→ **SUPPLIED MATERIAL**:
════════

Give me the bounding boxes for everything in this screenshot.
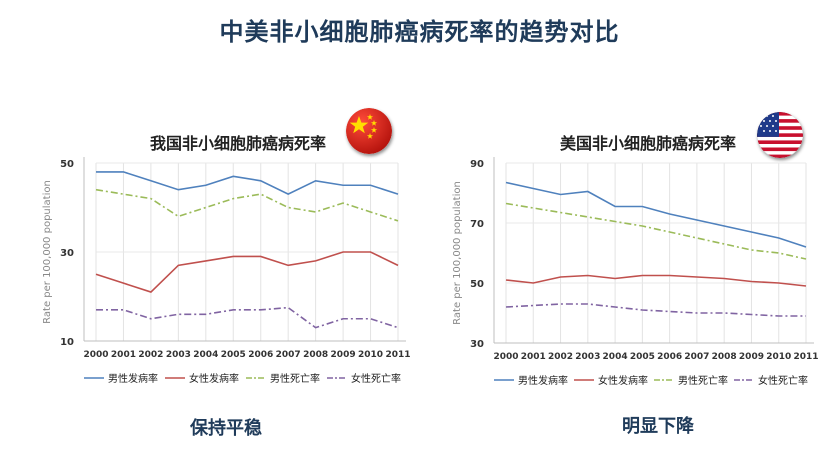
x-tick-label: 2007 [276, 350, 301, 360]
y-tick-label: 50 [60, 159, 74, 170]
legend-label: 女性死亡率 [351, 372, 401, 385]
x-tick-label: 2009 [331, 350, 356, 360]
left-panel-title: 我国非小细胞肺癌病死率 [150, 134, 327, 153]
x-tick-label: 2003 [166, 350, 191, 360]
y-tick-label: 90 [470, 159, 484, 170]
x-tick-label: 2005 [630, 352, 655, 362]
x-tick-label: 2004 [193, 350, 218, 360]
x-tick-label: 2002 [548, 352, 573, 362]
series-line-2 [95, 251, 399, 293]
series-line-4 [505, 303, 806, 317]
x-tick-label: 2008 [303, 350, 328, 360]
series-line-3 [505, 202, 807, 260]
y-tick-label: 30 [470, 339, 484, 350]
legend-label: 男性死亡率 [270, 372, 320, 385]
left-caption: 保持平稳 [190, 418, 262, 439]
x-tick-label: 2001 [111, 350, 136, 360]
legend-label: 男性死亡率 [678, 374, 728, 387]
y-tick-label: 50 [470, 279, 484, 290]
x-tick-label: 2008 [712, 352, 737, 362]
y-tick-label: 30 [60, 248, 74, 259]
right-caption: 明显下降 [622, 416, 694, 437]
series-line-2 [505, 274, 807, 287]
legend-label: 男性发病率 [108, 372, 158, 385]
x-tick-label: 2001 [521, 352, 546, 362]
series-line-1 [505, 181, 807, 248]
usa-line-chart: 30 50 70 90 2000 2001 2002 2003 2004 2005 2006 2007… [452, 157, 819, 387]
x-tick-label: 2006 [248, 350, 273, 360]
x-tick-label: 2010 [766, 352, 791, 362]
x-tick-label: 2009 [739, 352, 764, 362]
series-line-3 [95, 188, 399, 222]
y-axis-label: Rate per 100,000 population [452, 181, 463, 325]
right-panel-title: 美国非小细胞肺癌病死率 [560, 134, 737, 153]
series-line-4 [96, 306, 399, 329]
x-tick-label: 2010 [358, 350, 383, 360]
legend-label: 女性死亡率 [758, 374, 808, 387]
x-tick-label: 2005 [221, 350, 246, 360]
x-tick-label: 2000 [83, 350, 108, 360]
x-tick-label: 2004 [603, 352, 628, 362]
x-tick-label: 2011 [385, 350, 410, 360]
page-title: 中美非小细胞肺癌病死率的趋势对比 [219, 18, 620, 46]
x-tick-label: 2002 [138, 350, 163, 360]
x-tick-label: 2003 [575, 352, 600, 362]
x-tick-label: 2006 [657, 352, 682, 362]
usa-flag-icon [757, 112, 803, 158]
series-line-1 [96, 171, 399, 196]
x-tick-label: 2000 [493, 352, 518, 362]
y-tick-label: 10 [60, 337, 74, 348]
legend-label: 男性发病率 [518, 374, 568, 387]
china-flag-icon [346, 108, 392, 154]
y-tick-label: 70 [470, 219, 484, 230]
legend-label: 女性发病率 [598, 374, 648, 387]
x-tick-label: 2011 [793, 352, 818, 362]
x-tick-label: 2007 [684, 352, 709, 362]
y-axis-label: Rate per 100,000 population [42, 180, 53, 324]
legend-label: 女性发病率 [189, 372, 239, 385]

════════

→ **EXERCISE DETAILS**:
How many lines in the data above contain the string "panel", with case counting? Reply with the number only.

→ **TASK OUTPUT**:
2